Saved entries
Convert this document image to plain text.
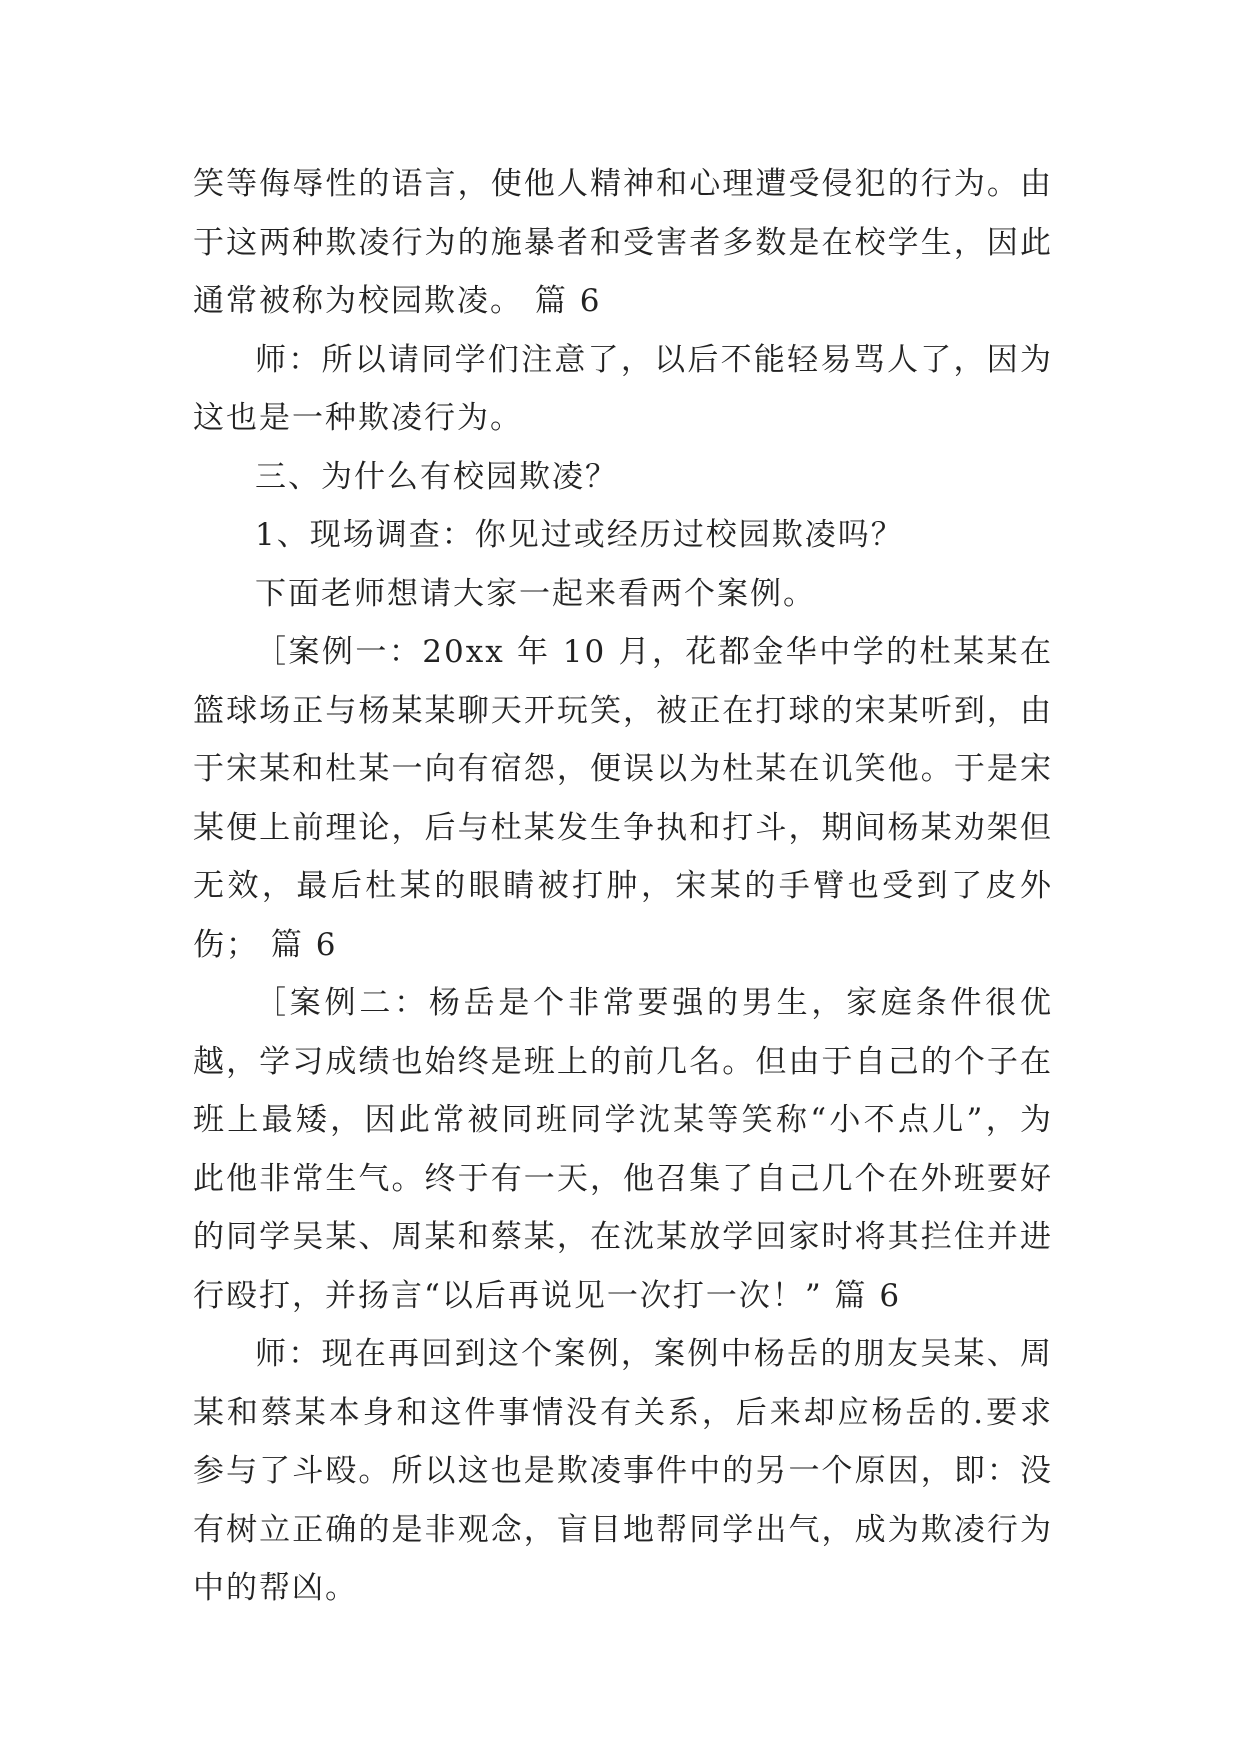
笑等侮辱性的语言，使他人精神和心理遭受侵犯的行为。由于这两种欺凌行为的施暴者和受害者多数是在校学生，因此通常被称为校园欺凌。 篇 6

师：所以请同学们注意了，以后不能轻易骂人了，因为这也是一种欺凌行为。

三、为什么有校园欺凌？

1、现场调查：你见过或经历过校园欺凌吗？

下面老师想请大家一起来看两个案例。

［案例一：20xx 年 10 月，花都金华中学的杜某某在篮球场正与杨某某聊天开玩笑，被正在打球的宋某听到，由于宋某和杜某一向有宿怨，便误以为杜某在讥笑他。于是宋某便上前理论，后与杜某发生争执和打斗，期间杨某劝架但无效，最后杜某的眼睛被打肿，宋某的手臂也受到了皮外伤； 篇 6

［案例二：杨岳是个非常要强的男生，家庭条件很优越，学习成绩也始终是班上的前几名。但由于自己的个子在班上最矮，因此常被同班同学沈某等笑称“小不点儿”，为此他非常生气。终于有一天，他召集了自己几个在外班要好的同学吴某、周某和蔡某，在沈某放学回家时将其拦住并进行殴打，并扬言“以后再说见一次打一次！” 篇 6

师：现在再回到这个案例，案例中杨岳的朋友吴某、周某和蔡某本身和这件事情没有关系，后来却应杨岳的.要求参与了斗殴。所以这也是欺凌事件中的另一个原因，即：没有树立正确的是非观念，盲目地帮同学出气，成为欺凌行为中的帮凶。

_Requirement:_
Reproduce every record above exactly, but leave out the pictures.

_Complete answer:_
Convert this document image to plain text.
笑等侮辱性的语言，使他人精神和心理遭受侵犯的行为。由于这两种欺凌行为的施暴者和受害者多数是在校学生，因此通常被称为校园欺凌。 篇 6

师：所以请同学们注意了，以后不能轻易骂人了，因为这也是一种欺凌行为。

三、为什么有校园欺凌？

1、现场调查：你见过或经历过校园欺凌吗？

下面老师想请大家一起来看两个案例。

［案例一：20xx 年 10 月，花都金华中学的杜某某在篮球场正与杨某某聊天开玩笑，被正在打球的宋某听到，由于宋某和杜某一向有宿怨，便误以为杜某在讥笑他。于是宋某便上前理论，后与杜某发生争执和打斗，期间杨某劝架但无效，最后杜某的眼睛被打肿，宋某的手臂也受到了皮外伤； 篇 6

［案例二：杨岳是个非常要强的男生，家庭条件很优越，学习成绩也始终是班上的前几名。但由于自己的个子在班上最矮，因此常被同班同学沈某等笑称“小不点儿”，为此他非常生气。终于有一天，他召集了自己几个在外班要好的同学吴某、周某和蔡某，在沈某放学回家时将其拦住并进行殴打，并扬言“以后再说见一次打一次！” 篇 6

师：现在再回到这个案例，案例中杨岳的朋友吴某、周某和蔡某本身和这件事情没有关系，后来却应杨岳的.要求参与了斗殴。所以这也是欺凌事件中的另一个原因，即：没有树立正确的是非观念，盲目地帮同学出气，成为欺凌行为中的帮凶。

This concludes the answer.